> **PROBLEM**:
Could you repeat the records below exactly as written?

==============================

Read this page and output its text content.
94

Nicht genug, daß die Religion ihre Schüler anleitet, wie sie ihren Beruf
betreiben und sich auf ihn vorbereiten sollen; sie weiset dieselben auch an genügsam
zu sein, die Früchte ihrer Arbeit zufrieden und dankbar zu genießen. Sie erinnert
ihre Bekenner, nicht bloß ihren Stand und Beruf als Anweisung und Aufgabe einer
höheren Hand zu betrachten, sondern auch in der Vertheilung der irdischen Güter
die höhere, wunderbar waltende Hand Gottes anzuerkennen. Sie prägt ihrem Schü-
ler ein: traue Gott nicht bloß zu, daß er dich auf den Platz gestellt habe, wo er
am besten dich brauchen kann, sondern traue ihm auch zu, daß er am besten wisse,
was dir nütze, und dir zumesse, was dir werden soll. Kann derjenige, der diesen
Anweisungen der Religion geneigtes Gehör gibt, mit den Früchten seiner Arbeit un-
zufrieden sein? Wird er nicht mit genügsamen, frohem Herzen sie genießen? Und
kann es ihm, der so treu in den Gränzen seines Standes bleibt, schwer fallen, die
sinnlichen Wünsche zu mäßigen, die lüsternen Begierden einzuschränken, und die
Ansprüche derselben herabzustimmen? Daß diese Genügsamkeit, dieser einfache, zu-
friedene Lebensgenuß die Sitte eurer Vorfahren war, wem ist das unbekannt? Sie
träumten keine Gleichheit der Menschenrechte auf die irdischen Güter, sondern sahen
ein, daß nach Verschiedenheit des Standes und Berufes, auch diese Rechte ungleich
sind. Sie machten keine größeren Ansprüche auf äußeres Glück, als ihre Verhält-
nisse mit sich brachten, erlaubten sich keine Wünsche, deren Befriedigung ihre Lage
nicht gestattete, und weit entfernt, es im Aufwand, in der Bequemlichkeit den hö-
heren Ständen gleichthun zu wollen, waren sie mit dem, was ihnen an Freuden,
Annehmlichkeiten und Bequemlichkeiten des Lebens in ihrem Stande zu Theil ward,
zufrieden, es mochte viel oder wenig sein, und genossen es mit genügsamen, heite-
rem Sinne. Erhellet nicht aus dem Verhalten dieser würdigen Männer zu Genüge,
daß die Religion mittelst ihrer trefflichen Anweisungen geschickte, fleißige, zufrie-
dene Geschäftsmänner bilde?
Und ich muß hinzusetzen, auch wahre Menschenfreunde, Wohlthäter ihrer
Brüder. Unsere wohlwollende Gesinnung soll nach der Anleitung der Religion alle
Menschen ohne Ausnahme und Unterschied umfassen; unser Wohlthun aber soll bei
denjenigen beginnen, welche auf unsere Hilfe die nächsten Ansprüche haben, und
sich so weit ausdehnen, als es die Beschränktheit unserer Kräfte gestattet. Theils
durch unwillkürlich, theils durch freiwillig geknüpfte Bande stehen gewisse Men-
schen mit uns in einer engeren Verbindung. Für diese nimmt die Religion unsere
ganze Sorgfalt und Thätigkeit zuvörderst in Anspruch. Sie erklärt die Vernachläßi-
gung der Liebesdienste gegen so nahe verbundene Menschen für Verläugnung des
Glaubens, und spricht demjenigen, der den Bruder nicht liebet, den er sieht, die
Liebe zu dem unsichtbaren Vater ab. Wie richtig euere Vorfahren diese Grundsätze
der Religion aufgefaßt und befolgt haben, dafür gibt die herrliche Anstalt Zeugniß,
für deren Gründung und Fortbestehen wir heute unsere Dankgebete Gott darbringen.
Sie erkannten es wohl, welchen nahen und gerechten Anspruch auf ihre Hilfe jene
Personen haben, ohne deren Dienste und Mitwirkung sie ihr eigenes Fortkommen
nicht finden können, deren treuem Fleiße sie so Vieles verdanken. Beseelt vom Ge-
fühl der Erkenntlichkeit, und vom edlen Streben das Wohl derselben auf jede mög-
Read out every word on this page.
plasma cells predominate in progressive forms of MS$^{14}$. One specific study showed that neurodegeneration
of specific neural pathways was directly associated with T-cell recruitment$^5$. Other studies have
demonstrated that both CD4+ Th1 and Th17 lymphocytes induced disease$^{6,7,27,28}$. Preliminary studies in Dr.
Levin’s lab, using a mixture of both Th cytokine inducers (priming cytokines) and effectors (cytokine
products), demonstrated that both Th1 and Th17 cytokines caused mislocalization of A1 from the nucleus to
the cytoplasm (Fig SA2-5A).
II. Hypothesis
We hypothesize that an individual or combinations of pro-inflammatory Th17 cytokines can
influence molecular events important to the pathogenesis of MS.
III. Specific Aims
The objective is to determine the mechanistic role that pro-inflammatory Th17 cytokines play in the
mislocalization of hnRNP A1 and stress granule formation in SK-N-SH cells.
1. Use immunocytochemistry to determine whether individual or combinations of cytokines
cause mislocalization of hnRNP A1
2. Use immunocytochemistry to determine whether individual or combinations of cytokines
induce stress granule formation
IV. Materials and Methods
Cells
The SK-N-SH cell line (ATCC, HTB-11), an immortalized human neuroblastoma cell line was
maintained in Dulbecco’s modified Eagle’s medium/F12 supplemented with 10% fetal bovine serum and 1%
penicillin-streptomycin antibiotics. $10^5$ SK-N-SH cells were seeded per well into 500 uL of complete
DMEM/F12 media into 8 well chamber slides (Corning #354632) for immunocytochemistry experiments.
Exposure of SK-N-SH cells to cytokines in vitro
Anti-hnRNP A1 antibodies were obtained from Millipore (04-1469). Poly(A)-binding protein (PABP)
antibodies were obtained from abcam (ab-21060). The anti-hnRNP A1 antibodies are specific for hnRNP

==============================

> **RESULT OF THE EXERCISE**:
Read this page and output its text content.
94

Nicht genug, daß die Religion ihre Schüler anleitet, wie sie ihren Beruf
betreiben und sich auf ihn vorbereiten sollen; sie weiset dieselben auch an genügsam
zu sein, die Früchte ihrer Arbeit zufrieden und dankbar zu genießen. Sie erinnert
ihre Bekenner, nicht bloß ihren Stand und Beruf als Anweisung und Aufgabe einer
höheren Hand zu betrachten, sondern auch in der Vertheilung der irdischen Güter
die höhere, wunderbar waltende Hand Gottes anzuerkennen. Sie prägt ihrem Schü-
ler ein: traue Gott nicht bloß zu, daß er dich auf den Platz gestellt habe, wo er
am besten dich brauchen kann, sondern traue ihm auch zu, daß er am besten wisse,
was dir nütze, und dir zumesse, was dir werden soll. Kann derjenige, der diesen
Anweisungen der Religion geneigtes Gehör gibt, mit den Früchten seiner Arbeit un-
zufrieden sein? Wird er nicht mit genügsamen, frohem Herzen sie genießen? Und
kann es ihm, der so treu in den Gränzen seines Standes bleibt, schwer fallen, die
sinnlichen Wünsche zu mäßigen, die lüsternen Begierden einzuschränken, und die
Ansprüche derselben herabzustimmen? Daß diese Genügsamkeit, dieser einfache, zu-
friedene Lebensgenuß die Sitte eurer Vorfahren war, wem ist das unbekannt? Sie
träumten keine Gleichheit der Menschenrechte auf die irdischen Güter, sondern sahen
ein, daß nach Verschiedenheit des Standes und Berufes, auch diese Rechte ungleich
sind. Sie machten keine größeren Ansprüche auf äußeres Glück, als ihre Verhält-
nisse mit sich brachten, erlaubten sich keine Wünsche, deren Befriedigung ihre Lage
nicht gestattete, und weit entfernt, es im Aufwand, in der Bequemlichkeit den hö-
heren Ständen gleichthun zu wollen, waren sie mit dem, was ihnen an Freuden,
Annehmlichkeiten und Bequemlichkeiten des Lebens in ihrem Stande zu Theil ward,
zufrieden, es mochte viel oder wenig sein, und genossen es mit genügsamen, heite-
rem Sinne. Erhellet nicht aus dem Verhalten dieser würdigen Männer zu Genüge,
daß die Religion mittelst ihrer trefflichen Anweisungen geschickte, fleißige, zufrie-
dene Geschäftsmänner bilde?
Und ich muß hinzusetzen, auch wahre Menschenfreunde, Wohlthäter ihrer
Brüder. Unsere wohlwollende Gesinnung soll nach der Anleitung der Religion alle
Menschen ohne Ausnahme und Unterschied umfassen; unser Wohlthun aber soll bei
denjenigen beginnen, welche auf unsere Hilfe die nächsten Ansprüche haben, und
sich so weit ausdehnen, als es die Beschränktheit unserer Kräfte gestattet. Theils
durch unwillkürlich, theils durch freiwillig geknüpfte Bande stehen gewisse Men-
schen mit uns in einer engeren Verbindung. Für diese nimmt die Religion unsere
ganze Sorgfalt und Thätigkeit zuvörderst in Anspruch. Sie erklärt die Vernachläßi-
gung der Liebesdienste gegen so nahe verbundene Menschen für Verläugnung des
Glaubens, und spricht demjenigen, der den Bruder nicht liebet, den er sieht, die
Liebe zu dem unsichtbaren Vater ab. Wie richtig euere Vorfahren diese Grundsätze
der Religion aufgefaßt und befolgt haben, dafür gibt die herrliche Anstalt Zeugniß,
für deren Gründung und Fortbestehen wir heute unsere Dankgebete Gott darbringen.
Sie erkannten es wohl, welchen nahen und gerechten Anspruch auf ihre Hilfe jene
Personen haben, ohne deren Dienste und Mitwirkung sie ihr eigenes Fortkommen
nicht finden können, deren treuem Fleiße sie so Vieles verdanken. Beseelt vom Ge-
fühl der Erkenntlichkeit, und vom edlen Streben das Wohl derselben auf jede mög-
Read out every word on this page.
plasma cells predominate in progressive forms of MS$^{14}$. One specific study showed that neurodegeneration
of specific neural pathways was directly associated with T-cell recruitment$^5$. Other studies have
demonstrated that both CD4+ Th1 and Th17 lymphocytes induced disease$^{6,7,27,28}$. Preliminary studies in Dr.
Levin’s lab, using a mixture of both Th cytokine inducers (priming cytokines) and effectors (cytokine
products), demonstrated that both Th1 and Th17 cytokines caused mislocalization of A1 from the nucleus to
the cytoplasm (Fig SA2-5A).
II. Hypothesis
We hypothesize that an individual or combinations of pro-inflammatory Th17 cytokines can
influence molecular events important to the pathogenesis of MS.
III. Specific Aims
The objective is to determine the mechanistic role that pro-inflammatory Th17 cytokines play in the
mislocalization of hnRNP A1 and stress granule formation in SK-N-SH cells.
1. Use immunocytochemistry to determine whether individual or combinations of cytokines
cause mislocalization of hnRNP A1
2. Use immunocytochemistry to determine whether individual or combinations of cytokines
induce stress granule formation
IV. Materials and Methods
Cells
The SK-N-SH cell line (ATCC, HTB-11), an immortalized human neuroblastoma cell line was
maintained in Dulbecco’s modified Eagle’s medium/F12 supplemented with 10% fetal bovine serum and 1%
penicillin-streptomycin antibiotics. $10^5$ SK-N-SH cells were seeded per well into 500 uL of complete
DMEM/F12 media into 8 well chamber slides (Corning #354632) for immunocytochemistry experiments.
Exposure of SK-N-SH cells to cytokines in vitro
Anti-hnRNP A1 antibodies were obtained from Millipore (04-1469). Poly(A)-binding protein (PABP)
antibodies were obtained from abcam (ab-21060). The anti-hnRNP A1 antibodies are specific for hnRNP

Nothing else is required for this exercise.